=== Input rows ===

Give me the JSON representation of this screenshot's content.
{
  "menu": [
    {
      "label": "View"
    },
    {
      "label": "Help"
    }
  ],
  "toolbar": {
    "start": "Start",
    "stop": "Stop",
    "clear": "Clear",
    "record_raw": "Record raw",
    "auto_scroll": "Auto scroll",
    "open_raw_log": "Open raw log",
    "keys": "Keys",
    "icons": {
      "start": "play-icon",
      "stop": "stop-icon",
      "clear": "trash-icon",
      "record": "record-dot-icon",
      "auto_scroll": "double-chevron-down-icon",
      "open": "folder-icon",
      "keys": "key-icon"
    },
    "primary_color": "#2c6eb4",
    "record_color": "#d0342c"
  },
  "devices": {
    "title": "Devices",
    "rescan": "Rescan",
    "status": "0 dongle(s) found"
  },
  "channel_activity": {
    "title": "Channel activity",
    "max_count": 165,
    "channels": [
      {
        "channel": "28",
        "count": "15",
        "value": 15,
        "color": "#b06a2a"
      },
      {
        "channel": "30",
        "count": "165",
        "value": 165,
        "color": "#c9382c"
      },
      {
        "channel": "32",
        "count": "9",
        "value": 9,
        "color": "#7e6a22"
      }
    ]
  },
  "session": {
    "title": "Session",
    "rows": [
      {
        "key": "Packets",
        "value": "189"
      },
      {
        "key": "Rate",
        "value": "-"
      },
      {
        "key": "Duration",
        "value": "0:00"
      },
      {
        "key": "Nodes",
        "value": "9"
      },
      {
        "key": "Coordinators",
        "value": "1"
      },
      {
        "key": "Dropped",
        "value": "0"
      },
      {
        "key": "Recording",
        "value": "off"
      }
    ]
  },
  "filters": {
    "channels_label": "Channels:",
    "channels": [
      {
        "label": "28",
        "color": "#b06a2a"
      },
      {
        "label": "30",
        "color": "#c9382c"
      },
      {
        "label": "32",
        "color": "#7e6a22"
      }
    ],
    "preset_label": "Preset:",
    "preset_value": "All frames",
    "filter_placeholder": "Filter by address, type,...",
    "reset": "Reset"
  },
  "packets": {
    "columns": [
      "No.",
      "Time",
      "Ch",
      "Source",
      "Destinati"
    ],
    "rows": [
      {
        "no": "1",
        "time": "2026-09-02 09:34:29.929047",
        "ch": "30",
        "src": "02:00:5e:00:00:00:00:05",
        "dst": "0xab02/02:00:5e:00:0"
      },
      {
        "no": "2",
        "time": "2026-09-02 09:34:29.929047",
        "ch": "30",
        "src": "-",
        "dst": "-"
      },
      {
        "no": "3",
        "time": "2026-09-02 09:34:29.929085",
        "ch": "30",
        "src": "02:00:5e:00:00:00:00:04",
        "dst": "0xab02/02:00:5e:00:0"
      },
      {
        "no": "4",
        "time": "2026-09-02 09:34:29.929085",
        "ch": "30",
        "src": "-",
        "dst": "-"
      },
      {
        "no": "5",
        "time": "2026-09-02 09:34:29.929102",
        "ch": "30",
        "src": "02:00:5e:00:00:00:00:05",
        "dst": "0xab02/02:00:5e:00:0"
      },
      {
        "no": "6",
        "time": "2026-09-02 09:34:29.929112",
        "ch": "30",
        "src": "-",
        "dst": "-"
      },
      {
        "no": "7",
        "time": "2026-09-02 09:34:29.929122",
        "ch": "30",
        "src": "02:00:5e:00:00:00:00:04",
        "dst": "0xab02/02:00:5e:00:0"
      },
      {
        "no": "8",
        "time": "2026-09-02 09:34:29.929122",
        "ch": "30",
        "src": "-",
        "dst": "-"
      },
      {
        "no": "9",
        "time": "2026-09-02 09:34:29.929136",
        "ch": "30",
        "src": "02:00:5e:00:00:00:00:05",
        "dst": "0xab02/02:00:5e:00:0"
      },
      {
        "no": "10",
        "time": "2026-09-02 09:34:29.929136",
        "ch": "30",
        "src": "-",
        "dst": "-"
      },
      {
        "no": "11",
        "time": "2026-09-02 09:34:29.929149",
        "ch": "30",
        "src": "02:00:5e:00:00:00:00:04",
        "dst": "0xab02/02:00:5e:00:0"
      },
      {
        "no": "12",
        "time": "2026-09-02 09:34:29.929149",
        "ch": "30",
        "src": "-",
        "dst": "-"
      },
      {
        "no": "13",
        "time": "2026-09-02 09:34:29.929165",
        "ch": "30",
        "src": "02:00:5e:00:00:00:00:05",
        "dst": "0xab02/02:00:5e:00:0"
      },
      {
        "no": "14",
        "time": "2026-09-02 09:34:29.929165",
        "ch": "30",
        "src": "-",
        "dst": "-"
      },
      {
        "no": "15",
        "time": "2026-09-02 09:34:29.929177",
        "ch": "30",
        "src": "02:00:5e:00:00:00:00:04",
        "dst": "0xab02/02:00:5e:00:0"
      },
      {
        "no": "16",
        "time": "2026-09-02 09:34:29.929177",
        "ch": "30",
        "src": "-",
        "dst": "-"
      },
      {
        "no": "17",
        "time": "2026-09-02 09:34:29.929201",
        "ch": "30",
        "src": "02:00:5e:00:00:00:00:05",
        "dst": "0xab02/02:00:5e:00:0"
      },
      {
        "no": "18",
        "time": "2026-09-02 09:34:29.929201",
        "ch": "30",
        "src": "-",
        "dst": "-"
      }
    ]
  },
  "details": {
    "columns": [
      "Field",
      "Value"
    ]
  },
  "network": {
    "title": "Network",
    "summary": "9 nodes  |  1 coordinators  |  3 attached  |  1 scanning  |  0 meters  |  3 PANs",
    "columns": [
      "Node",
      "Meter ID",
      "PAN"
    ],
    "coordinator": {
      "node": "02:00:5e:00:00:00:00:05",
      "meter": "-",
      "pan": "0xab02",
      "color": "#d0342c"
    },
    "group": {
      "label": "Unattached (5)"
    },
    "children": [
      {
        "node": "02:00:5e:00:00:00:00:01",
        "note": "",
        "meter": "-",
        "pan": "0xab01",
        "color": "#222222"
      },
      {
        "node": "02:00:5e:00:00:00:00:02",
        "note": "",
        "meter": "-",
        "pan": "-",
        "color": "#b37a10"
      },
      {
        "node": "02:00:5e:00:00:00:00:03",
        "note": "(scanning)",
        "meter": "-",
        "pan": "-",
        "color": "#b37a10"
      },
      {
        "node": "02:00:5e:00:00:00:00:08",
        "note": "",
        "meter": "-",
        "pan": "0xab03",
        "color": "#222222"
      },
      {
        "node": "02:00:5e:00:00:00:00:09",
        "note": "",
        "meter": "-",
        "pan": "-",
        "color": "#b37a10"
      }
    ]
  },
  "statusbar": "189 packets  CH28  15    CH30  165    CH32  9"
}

===

### Exercise task:
Take the records above and return them exactly as written.

### Problem solution:
Give me the JSON representation of this screenshot's content.
{
  "menu": [
    {
      "label": "View"
    },
    {
      "label": "Help"
    }
  ],
  "toolbar": {
    "start": "Start",
    "stop": "Stop",
    "clear": "Clear",
    "record_raw": "Record raw",
    "auto_scroll": "Auto scroll",
    "open_raw_log": "Open raw log",
    "keys": "Keys",
    "icons": {
      "start": "play-icon",
      "stop": "stop-icon",
      "clear": "trash-icon",
      "record": "record-dot-icon",
      "auto_scroll": "double-chevron-down-icon",
      "open": "folder-icon",
      "keys": "key-icon"
    },
    "primary_color": "#2c6eb4",
    "record_color": "#d0342c"
  },
  "devices": {
    "title": "Devices",
    "rescan": "Rescan",
    "status": "0 dongle(s) found"
  },
  "channel_activity": {
    "title": "Channel activity",
    "max_count": 165,
    "channels": [
      {
        "channel": "28",
        "count": "15",
        "value": 15,
        "color": "#b06a2a"
      },
      {
        "channel": "30",
        "count": "165",
        "value": 165,
        "color": "#c9382c"
      },
      {
        "channel": "32",
        "count": "9",
        "value": 9,
        "color": "#7e6a22"
      }
    ]
  },
  "session": {
    "title": "Session",
    "rows": [
      {
        "key": "Packets",
        "value": "189"
      },
      {
        "key": "Rate",
        "value": "-"
      },
      {
        "key": "Duration",
        "value": "0:00"
      },
      {
        "key": "Nodes",
        "value": "9"
      },
      {
        "key": "Coordinators",
        "value": "1"
      },
      {
        "key": "Dropped",
        "value": "0"
      },
      {
        "key": "Recording",
        "value": "off"
      }
    ]
  },
  "filters": {
    "channels_label": "Channels:",
    "channels": [
      {
        "label": "28",
        "color": "#b06a2a"
      },
      {
        "label": "30",
        "color": "#c9382c"
      },
      {
        "label": "32",
        "color": "#7e6a22"
      }
    ],
    "preset_label": "Preset:",
    "preset_value": "All frames",
    "filter_placeholder": "Filter by address, type,...",
    "reset": "Reset"
  },
  "packets": {
    "columns": [
      "No.",
      "Time",
      "Ch",
      "Source",
      "Destinati"
    ],
    "rows": [
      {
        "no": "1",
        "time": "2026-09-02 09:34:29.929047",
        "ch": "30",
        "src": "02:00:5e:00:00:00:00:05",
        "dst": "0xab02/02:00:5e:00:0"
      },
      {
        "no": "2",
        "time": "2026-09-02 09:34:29.929047",
        "ch": "30",
        "src": "-",
        "dst": "-"
      },
      {
        "no": "3",
        "time": "2026-09-02 09:34:29.929085",
        "ch": "30",
        "src": "02:00:5e:00:00:00:00:04",
        "dst": "0xab02/02:00:5e:00:0"
      },
      {
        "no": "4",
        "time": "2026-09-02 09:34:29.929085",
        "ch": "30",
        "src": "-",
        "dst": "-"
      },
      {
        "no": "5",
        "time": "2026-09-02 09:34:29.929102",
        "ch": "30",
        "src": "02:00:5e:00:00:00:00:05",
        "dst": "0xab02/02:00:5e:00:0"
      },
      {
        "no": "6",
        "time": "2026-09-02 09:34:29.929112",
        "ch": "30",
        "src": "-",
        "dst": "-"
      },
      {
        "no": "7",
        "time": "2026-09-02 09:34:29.929122",
        "ch": "30",
        "src": "02:00:5e:00:00:00:00:04",
        "dst": "0xab02/02:00:5e:00:0"
      },
      {
        "no": "8",
        "time": "2026-09-02 09:34:29.929122",
        "ch": "30",
        "src": "-",
        "dst": "-"
      },
      {
        "no": "9",
        "time": "2026-09-02 09:34:29.929136",
        "ch": "30",
        "src": "02:00:5e:00:00:00:00:05",
        "dst": "0xab02/02:00:5e:00:0"
      },
      {
        "no": "10",
        "time": "2026-09-02 09:34:29.929136",
        "ch": "30",
        "src": "-",
        "dst": "-"
      },
      {
        "no": "11",
        "time": "2026-09-02 09:34:29.929149",
        "ch": "30",
        "src": "02:00:5e:00:00:00:00:04",
        "dst": "0xab02/02:00:5e:00:0"
      },
      {
        "no": "12",
        "time": "2026-09-02 09:34:29.929149",
        "ch": "30",
        "src": "-",
        "dst": "-"
      },
      {
        "no": "13",
        "time": "2026-09-02 09:34:29.929165",
        "ch": "30",
        "src": "02:00:5e:00:00:00:00:05",
        "dst": "0xab02/02:00:5e:00:0"
      },
      {
        "no": "14",
        "time": "2026-09-02 09:34:29.929165",
        "ch": "30",
        "src": "-",
        "dst": "-"
      },
      {
        "no": "15",
        "time": "2026-09-02 09:34:29.929177",
        "ch": "30",
        "src": "02:00:5e:00:00:00:00:04",
        "dst": "0xab02/02:00:5e:00:0"
      },
      {
        "no": "16",
        "time": "2026-09-02 09:34:29.929177",
        "ch": "30",
        "src": "-",
        "dst": "-"
      },
      {
        "no": "17",
        "time": "2026-09-02 09:34:29.929201",
        "ch": "30",
        "src": "02:00:5e:00:00:00:00:05",
        "dst": "0xab02/02:00:5e:00:0"
      },
      {
        "no": "18",
        "time": "2026-09-02 09:34:29.929201",
        "ch": "30",
        "src": "-",
        "dst": "-"
      }
    ]
  },
  "details": {
    "columns": [
      "Field",
      "Value"
    ]
  },
  "network": {
    "title": "Network",
    "summary": "9 nodes  |  1 coordinators  |  3 attached  |  1 scanning  |  0 meters  |  3 PANs",
    "columns": [
      "Node",
      "Meter ID",
      "PAN"
    ],
    "coordinator": {
      "node": "02:00:5e:00:00:00:00:05",
      "meter": "-",
      "pan": "0xab02",
      "color": "#d0342c"
    },
    "group": {
      "label": "Unattached (5)"
    },
    "children": [
      {
        "node": "02:00:5e:00:00:00:00:01",
        "note": "",
        "meter": "-",
        "pan": "0xab01",
        "color": "#222222"
      },
      {
        "node": "02:00:5e:00:00:00:00:02",
        "note": "",
        "meter": "-",
        "pan": "-",
        "color": "#b37a10"
      },
      {
        "node": "02:00:5e:00:00:00:00:03",
        "note": "(scanning)",
        "meter": "-",
        "pan": "-",
        "color": "#b37a10"
      },
      {
        "node": "02:00:5e:00:00:00:00:08",
        "note": "",
        "meter": "-",
        "pan": "0xab03",
        "color": "#222222"
      },
      {
        "node": "02:00:5e:00:00:00:00:09",
        "note": "",
        "meter": "-",
        "pan": "-",
        "color": "#b37a10"
      }
    ]
  },
  "statusbar": "189 packets  CH28  15    CH30  165    CH32  9"
}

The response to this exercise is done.